* _Given task_
Find each line holding the word "headline" and give the number of such lines, nothing else.

* * * * * * *

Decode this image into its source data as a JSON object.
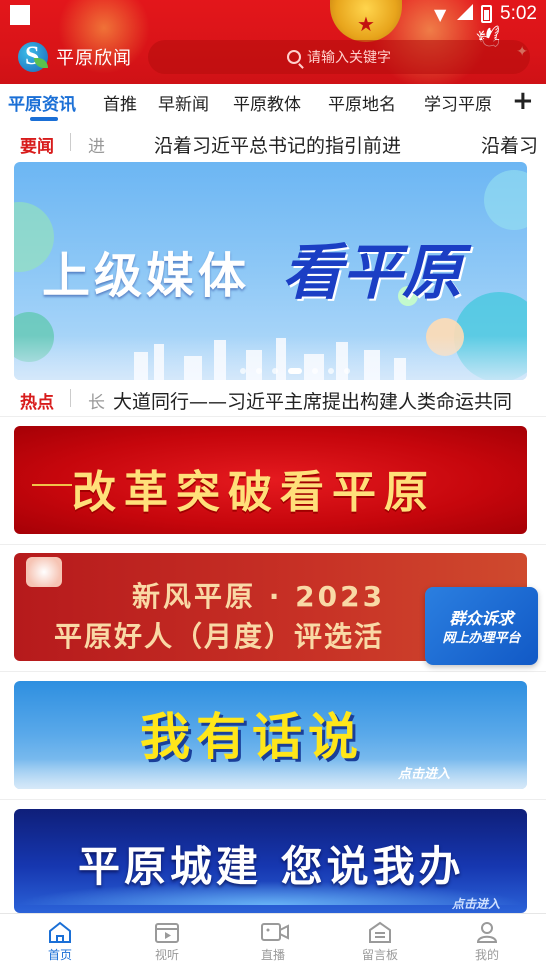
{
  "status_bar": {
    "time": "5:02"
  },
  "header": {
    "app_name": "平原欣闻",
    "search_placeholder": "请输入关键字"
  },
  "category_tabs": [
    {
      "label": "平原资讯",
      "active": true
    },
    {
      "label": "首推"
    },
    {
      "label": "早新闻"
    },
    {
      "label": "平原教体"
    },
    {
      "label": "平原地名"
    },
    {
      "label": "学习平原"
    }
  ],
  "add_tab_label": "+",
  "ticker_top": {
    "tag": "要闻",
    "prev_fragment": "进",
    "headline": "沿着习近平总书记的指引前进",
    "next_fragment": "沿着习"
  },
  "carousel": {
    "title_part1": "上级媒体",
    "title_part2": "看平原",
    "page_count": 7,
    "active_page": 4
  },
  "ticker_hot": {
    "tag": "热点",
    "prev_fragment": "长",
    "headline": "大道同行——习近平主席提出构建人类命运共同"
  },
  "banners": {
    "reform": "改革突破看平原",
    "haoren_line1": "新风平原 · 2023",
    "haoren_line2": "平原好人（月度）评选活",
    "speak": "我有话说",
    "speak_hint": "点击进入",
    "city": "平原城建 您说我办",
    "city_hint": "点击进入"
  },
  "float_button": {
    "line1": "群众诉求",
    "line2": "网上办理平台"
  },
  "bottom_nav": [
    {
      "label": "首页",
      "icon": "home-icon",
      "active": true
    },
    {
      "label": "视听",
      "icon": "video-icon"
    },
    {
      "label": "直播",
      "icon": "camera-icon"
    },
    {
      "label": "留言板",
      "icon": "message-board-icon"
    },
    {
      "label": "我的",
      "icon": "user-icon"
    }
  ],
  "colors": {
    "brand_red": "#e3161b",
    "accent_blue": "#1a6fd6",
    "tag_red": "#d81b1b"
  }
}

* * * * * * *

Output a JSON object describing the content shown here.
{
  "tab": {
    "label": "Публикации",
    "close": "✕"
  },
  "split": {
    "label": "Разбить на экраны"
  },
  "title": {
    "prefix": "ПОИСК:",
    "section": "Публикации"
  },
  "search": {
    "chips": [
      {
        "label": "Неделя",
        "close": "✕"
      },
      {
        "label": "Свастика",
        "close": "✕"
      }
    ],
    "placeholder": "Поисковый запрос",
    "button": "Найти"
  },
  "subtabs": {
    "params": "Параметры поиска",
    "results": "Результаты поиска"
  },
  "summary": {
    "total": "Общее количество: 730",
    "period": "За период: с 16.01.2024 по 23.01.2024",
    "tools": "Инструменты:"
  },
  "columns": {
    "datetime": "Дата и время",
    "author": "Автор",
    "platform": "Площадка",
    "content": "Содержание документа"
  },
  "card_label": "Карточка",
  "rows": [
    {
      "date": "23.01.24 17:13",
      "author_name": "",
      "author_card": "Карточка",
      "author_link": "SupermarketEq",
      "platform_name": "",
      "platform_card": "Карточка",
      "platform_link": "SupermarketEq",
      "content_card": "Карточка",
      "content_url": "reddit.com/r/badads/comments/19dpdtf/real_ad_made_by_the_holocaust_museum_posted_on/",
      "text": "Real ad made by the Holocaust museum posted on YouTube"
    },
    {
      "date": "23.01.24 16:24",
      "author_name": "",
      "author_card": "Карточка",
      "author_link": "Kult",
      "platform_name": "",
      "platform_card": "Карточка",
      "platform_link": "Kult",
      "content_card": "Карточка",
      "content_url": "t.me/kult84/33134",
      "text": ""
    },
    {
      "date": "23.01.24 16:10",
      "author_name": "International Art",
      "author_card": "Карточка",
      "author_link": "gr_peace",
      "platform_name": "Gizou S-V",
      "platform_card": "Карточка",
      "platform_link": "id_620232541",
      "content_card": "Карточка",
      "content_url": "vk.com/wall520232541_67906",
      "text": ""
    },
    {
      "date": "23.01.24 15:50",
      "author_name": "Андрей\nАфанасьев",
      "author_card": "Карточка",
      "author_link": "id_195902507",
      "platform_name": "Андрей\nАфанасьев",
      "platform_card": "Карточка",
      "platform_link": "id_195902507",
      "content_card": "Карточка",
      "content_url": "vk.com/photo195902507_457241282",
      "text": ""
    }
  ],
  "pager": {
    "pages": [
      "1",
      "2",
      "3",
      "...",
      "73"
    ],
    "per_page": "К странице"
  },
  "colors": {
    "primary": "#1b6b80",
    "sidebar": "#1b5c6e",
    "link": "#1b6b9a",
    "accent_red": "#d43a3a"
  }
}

* * * * * * *

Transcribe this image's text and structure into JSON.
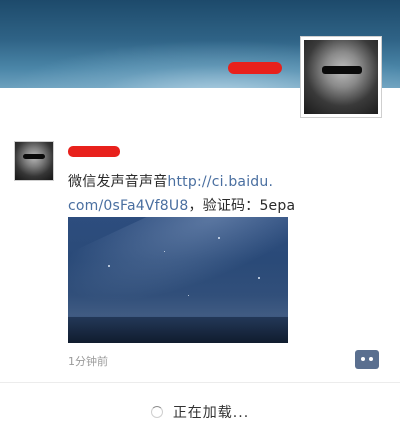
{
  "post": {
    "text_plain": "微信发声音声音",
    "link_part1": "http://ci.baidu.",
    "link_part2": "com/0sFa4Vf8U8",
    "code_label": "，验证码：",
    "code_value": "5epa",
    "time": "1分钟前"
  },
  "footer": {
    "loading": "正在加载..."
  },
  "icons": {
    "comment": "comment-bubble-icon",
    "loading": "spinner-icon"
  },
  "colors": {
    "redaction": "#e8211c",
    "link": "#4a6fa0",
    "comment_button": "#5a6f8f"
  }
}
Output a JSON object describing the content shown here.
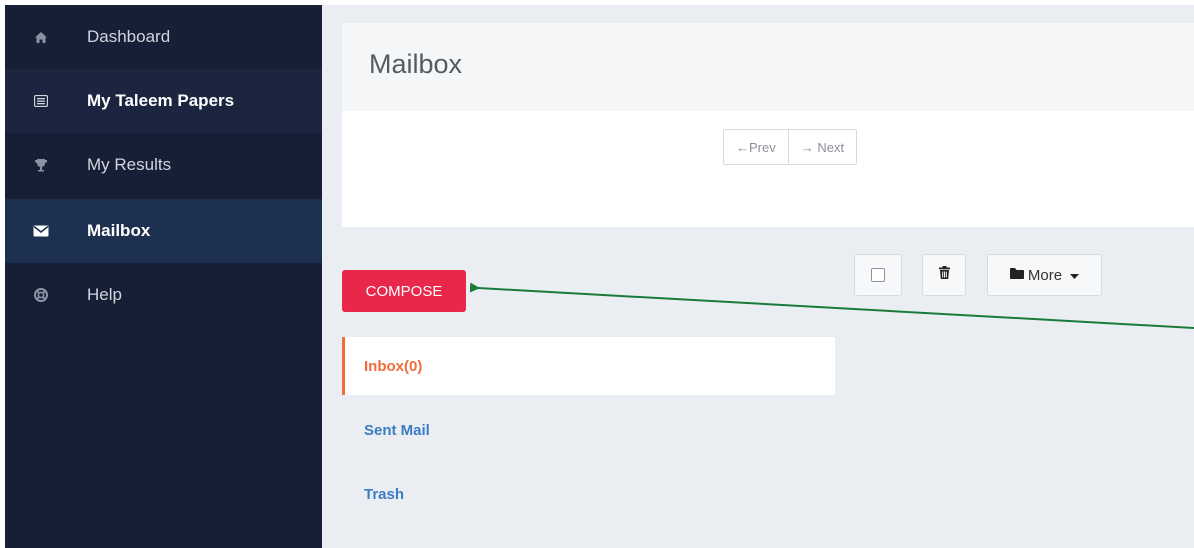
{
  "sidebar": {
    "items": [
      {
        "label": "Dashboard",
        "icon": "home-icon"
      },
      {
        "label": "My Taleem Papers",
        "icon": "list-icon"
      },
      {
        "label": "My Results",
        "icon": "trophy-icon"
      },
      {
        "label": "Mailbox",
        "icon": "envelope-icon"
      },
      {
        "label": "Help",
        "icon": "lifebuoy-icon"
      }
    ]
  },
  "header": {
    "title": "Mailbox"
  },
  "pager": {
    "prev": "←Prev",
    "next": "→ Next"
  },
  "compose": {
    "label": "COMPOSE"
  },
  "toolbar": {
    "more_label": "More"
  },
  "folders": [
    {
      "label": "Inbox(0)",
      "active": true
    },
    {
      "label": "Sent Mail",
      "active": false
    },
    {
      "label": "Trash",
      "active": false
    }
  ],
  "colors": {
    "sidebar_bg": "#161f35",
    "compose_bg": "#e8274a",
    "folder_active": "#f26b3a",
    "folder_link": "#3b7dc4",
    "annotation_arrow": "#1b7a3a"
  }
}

* * * * * * *

* _Answer in full_
2